— begin Given data —

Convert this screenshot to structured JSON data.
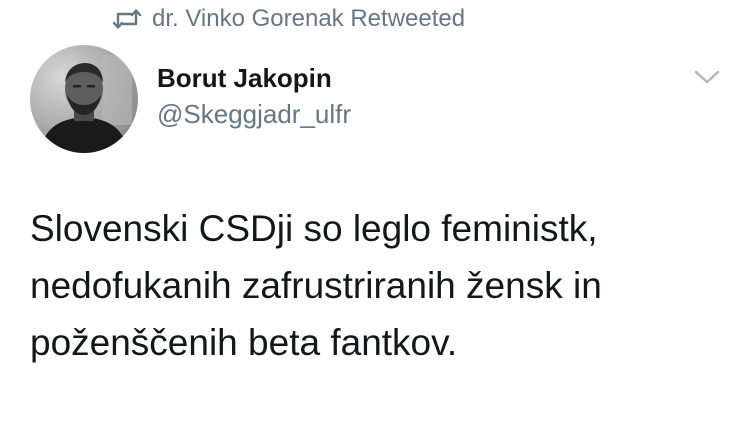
{
  "retweet": {
    "icon": "retweet-icon",
    "text": "dr. Vinko Gorenak Retweeted"
  },
  "tweet": {
    "author": {
      "display_name": "Borut Jakopin",
      "handle": "@Skeggjadr_ulfr",
      "avatar": "avatar-photo"
    },
    "menu_icon": "chevron-down-icon",
    "text_lines": [
      "Slovenski CSDji so leglo feministk,",
      "nedofukanih zafrustriranih žensk in",
      "poženščenih beta fantkov."
    ]
  },
  "colors": {
    "secondary_text": "#657786",
    "primary_text": "#14171a",
    "background": "#ffffff"
  }
}
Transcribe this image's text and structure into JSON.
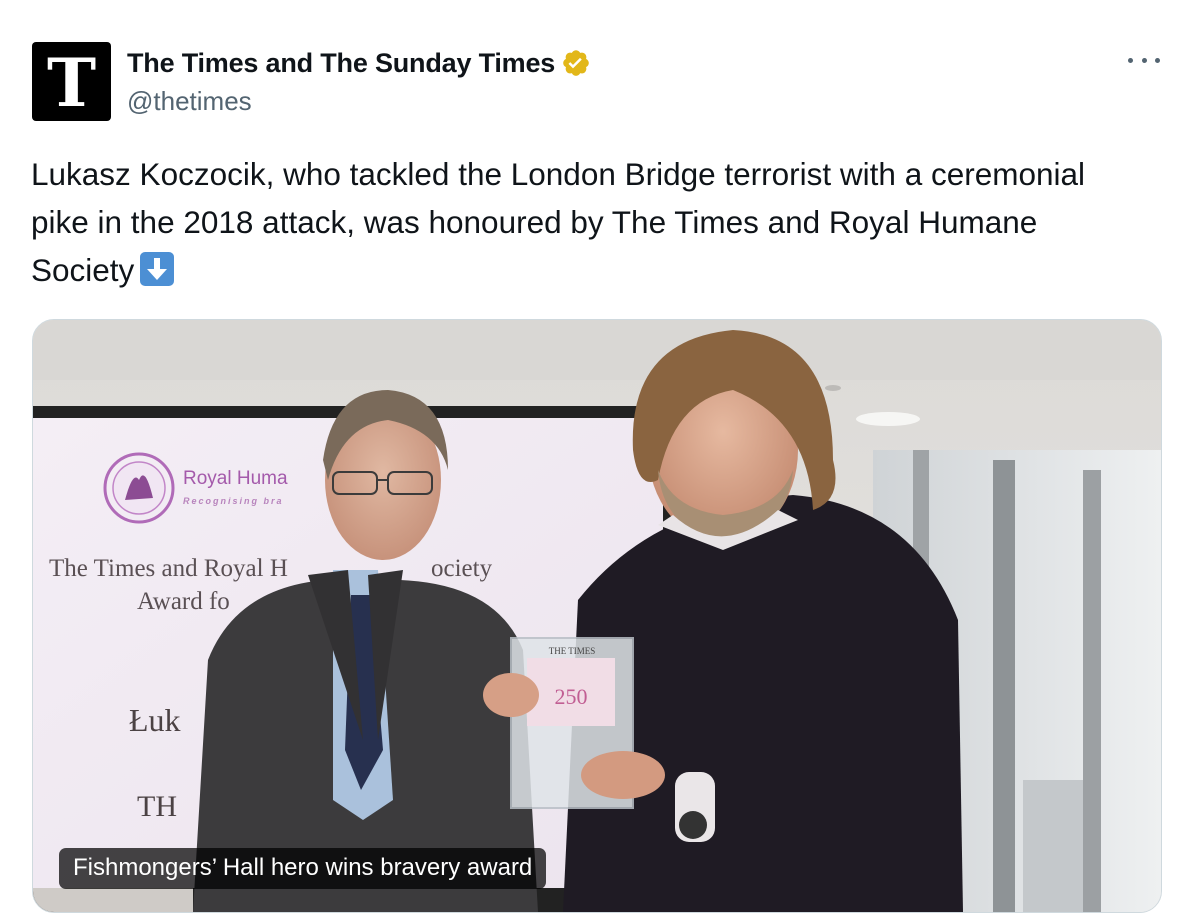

— end Given data —

What is required: Leave out every picture and copy the rest of the records exactly.

Complete response:
Convert this screenshot to structured JSON data.
{
  "retweet": {
    "icon": "retweet-icon",
    "text": "dr. Vinko Gorenak Retweeted"
  },
  "tweet": {
    "author": {
      "display_name": "Borut Jakopin",
      "handle": "@Skeggjadr_ulfr",
      "avatar": "avatar-photo"
    },
    "menu_icon": "chevron-down-icon",
    "text_lines": [
      "Slovenski CSDji so leglo feministk,",
      "nedofukanih zafrustriranih žensk in",
      "poženščenih beta fantkov."
    ]
  },
  "colors": {
    "secondary_text": "#657786",
    "primary_text": "#14171a",
    "background": "#ffffff"
  }
}
Transcribe this image's text and structure into JSON.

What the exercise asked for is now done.